* **BRANO**:
☆ ☆ ☆

La decisione di Mubarak di non dimettersi è stata presa in stretta consultazione con Washington. L’amministrazione americana, compresa l’intelligence USA aveva attentamente identificato i possibili scenari. Se Washington chiesto detto a Mubarak di dimettersi, avrebbe obbedito immediatamente.
La sua decisione di non dimettersi indelebilmente serve agli interessi dell’America. Crea una situazione di caos sociale e di inerzia politica, che a sua volta genera un vuoto di potere a livello governativo. La protratta crisi sociale ha portato anche ad una massiccia fuga di capitale. Più concretamente, questo significa che le riserve ufficiali di valuta estera dell’Egitto vengono confiscate dalle maggiori istituzioni finanziarie.
Il saccheggio della ricchezza di denaro del paese è parte integrante dell’agenda macroeconomica. Il governo appena formato su istruzioni di Washington non ha fatto passi concreti per arginare l’enorme flusso di capitale verso l’esterno. Una crisi sociale prolungata significa che grandi somme di denaro saranno confiscate. Secondo fonti ufficiali, la Banca Centrale dell’Egitto aveva (prima del movimento di protesta) 36 bilioni di dollari di riserve di valuta estera, oltre ad altri $21 bilioni di depositi con istituzioni bancarie internazionali, che si dice che costituissero le sue cosiddette “riserve non ufficiali”. (Reuters, 30 gennaio 2011)
Il debito estero dell’Egitto, che è aumentato di oltre il 50 per cento negli ultimi cinque anni è dell’ordine di 34,1 bilioni (2009). Questo vuol dire che queste riserve della Banca Centrale sono de facto basate su denaro prestato. All’inizio del 2010, c’è stato un grande afflusso di depositi di “denaro caldo” negli strumenti del debito del governo egiziano.

☆ ☆ ☆

* **DATI FORNITI**:
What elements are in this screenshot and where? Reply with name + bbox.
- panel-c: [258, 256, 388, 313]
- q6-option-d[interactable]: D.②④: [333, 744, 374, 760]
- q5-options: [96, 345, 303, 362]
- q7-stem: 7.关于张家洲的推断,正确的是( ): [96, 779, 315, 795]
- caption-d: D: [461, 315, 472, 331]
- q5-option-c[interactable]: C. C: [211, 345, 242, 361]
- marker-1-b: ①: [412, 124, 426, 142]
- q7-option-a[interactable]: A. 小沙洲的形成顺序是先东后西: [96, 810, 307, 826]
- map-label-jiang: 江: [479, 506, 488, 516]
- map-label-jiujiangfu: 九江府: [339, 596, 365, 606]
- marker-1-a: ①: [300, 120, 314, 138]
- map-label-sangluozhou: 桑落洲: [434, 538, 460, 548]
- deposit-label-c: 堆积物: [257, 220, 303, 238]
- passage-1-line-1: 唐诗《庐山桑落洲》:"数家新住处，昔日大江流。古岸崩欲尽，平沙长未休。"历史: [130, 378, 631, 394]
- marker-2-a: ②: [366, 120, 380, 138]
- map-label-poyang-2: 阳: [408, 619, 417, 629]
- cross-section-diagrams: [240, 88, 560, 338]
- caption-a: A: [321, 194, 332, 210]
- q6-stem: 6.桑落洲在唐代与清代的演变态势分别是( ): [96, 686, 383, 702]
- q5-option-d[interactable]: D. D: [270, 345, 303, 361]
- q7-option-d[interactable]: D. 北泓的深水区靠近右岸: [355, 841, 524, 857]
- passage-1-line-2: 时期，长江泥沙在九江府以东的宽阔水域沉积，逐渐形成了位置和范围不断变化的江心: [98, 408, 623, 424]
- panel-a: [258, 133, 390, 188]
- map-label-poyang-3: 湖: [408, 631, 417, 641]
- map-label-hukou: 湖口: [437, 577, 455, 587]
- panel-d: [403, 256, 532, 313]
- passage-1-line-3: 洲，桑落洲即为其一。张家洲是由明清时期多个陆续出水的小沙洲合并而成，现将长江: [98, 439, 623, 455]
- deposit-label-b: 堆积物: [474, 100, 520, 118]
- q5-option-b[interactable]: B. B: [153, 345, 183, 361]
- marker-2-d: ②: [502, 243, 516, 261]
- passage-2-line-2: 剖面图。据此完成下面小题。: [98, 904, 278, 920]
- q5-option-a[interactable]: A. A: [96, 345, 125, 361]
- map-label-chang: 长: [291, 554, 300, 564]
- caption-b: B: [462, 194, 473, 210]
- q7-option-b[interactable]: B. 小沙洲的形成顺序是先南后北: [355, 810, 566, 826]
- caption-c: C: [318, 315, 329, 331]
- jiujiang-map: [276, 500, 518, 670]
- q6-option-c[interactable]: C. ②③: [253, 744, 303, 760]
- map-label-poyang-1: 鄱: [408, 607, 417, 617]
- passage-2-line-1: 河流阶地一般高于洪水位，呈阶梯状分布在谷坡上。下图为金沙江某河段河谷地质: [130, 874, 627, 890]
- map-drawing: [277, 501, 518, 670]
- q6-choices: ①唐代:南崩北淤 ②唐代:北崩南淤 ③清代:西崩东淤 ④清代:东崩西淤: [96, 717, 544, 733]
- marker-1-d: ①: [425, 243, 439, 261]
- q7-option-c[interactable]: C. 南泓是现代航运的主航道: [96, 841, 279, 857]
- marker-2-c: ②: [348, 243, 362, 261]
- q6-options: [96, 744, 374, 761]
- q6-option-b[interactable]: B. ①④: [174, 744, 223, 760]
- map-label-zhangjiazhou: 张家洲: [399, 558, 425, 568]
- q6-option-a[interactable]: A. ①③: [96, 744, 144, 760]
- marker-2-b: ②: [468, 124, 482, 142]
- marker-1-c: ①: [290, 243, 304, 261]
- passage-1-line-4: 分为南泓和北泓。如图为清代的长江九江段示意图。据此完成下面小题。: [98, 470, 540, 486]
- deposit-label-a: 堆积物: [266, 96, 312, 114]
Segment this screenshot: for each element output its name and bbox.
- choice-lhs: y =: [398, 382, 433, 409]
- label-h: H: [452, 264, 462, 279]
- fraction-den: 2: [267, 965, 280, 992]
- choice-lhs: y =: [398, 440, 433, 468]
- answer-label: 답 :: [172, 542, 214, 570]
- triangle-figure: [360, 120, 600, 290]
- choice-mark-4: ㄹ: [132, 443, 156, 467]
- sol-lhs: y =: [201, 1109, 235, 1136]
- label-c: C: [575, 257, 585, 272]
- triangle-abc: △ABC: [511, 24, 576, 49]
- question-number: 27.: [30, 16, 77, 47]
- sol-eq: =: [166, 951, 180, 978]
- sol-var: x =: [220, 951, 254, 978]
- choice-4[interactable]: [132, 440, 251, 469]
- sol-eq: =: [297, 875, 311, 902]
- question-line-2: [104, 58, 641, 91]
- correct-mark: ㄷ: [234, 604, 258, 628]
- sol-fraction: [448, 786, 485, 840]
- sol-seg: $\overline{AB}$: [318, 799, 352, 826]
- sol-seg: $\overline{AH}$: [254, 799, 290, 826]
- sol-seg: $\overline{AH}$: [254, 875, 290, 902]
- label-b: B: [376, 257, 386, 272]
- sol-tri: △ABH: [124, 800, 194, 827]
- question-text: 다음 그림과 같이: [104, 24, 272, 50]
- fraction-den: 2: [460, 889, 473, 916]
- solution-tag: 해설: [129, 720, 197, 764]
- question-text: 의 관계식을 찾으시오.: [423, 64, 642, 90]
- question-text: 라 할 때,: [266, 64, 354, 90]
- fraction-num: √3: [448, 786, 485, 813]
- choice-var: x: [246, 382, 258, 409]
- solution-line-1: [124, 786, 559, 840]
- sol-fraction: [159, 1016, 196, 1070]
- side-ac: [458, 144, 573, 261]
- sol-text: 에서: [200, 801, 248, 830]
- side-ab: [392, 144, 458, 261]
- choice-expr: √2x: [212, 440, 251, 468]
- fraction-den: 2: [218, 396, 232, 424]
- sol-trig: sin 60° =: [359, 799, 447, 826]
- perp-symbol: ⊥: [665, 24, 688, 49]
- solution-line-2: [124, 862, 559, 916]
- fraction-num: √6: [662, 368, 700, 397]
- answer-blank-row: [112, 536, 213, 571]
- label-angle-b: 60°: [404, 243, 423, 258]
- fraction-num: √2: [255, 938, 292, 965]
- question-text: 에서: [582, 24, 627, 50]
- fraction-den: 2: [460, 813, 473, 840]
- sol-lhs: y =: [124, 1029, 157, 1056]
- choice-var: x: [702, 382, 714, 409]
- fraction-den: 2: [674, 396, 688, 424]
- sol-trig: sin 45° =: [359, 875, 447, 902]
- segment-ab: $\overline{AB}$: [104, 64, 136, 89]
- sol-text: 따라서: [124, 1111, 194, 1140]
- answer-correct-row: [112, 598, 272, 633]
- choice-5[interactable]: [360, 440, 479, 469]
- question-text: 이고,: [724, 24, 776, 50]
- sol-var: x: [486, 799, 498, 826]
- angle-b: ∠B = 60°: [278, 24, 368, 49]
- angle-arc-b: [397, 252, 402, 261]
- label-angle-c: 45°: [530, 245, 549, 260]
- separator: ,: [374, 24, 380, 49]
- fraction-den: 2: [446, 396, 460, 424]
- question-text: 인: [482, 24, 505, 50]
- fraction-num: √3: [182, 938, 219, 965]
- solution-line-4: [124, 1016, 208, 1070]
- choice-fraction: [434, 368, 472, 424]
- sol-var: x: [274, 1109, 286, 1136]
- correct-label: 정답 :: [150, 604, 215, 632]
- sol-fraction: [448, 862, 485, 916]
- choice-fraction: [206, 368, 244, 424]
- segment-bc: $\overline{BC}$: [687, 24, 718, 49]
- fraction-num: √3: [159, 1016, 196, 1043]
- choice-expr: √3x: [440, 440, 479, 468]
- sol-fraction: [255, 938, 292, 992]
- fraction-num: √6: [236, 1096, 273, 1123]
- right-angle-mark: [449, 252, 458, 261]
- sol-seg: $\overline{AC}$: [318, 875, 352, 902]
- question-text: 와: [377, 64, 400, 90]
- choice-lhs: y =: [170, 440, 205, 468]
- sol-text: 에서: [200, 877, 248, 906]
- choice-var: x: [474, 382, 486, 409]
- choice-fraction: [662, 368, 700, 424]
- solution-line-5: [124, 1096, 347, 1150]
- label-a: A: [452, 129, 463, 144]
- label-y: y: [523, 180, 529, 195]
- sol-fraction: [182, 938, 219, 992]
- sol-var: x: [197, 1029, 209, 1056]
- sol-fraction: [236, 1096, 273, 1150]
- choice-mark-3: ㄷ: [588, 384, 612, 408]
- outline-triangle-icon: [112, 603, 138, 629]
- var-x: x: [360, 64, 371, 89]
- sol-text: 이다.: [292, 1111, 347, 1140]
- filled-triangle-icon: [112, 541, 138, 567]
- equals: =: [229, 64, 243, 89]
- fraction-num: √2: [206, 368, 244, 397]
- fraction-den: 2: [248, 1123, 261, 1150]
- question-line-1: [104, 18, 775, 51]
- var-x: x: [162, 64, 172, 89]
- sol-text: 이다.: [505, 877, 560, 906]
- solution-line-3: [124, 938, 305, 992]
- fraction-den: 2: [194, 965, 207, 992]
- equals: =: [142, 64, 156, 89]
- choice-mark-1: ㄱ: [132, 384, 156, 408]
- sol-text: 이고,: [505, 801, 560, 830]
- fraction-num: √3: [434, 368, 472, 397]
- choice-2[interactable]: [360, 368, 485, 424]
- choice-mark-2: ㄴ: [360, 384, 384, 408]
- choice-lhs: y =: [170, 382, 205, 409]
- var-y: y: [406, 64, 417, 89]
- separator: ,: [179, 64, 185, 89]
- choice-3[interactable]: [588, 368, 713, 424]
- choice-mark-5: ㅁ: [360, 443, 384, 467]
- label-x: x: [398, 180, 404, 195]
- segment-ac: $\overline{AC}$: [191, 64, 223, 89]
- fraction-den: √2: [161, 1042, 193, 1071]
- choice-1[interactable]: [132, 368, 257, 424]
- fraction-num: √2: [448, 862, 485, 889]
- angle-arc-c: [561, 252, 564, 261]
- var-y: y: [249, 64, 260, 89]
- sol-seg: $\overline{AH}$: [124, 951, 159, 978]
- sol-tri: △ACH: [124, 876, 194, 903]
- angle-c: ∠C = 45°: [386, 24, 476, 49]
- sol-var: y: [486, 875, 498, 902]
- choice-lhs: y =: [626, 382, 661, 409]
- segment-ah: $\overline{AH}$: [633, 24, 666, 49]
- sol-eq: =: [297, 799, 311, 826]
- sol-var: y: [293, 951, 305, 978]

☆ ☆ ☆

* **CONSEGNA**: Trascrivi parola per parola la parte del brano sull'Egitto che comincia con "La decisione di" e finisce con "avrebbe obbedito immediatamente.".

* **RISPOSTA**:
La decisione di Mubarak di non dimettersi è stata presa in stretta consultazione con Washington. L’amministrazione americana, compresa l’intelligence USA aveva attentamente identificato i possibili scenari. Se Washington chiesto detto a Mubarak di dimettersi, avrebbe obbedito immediatamente.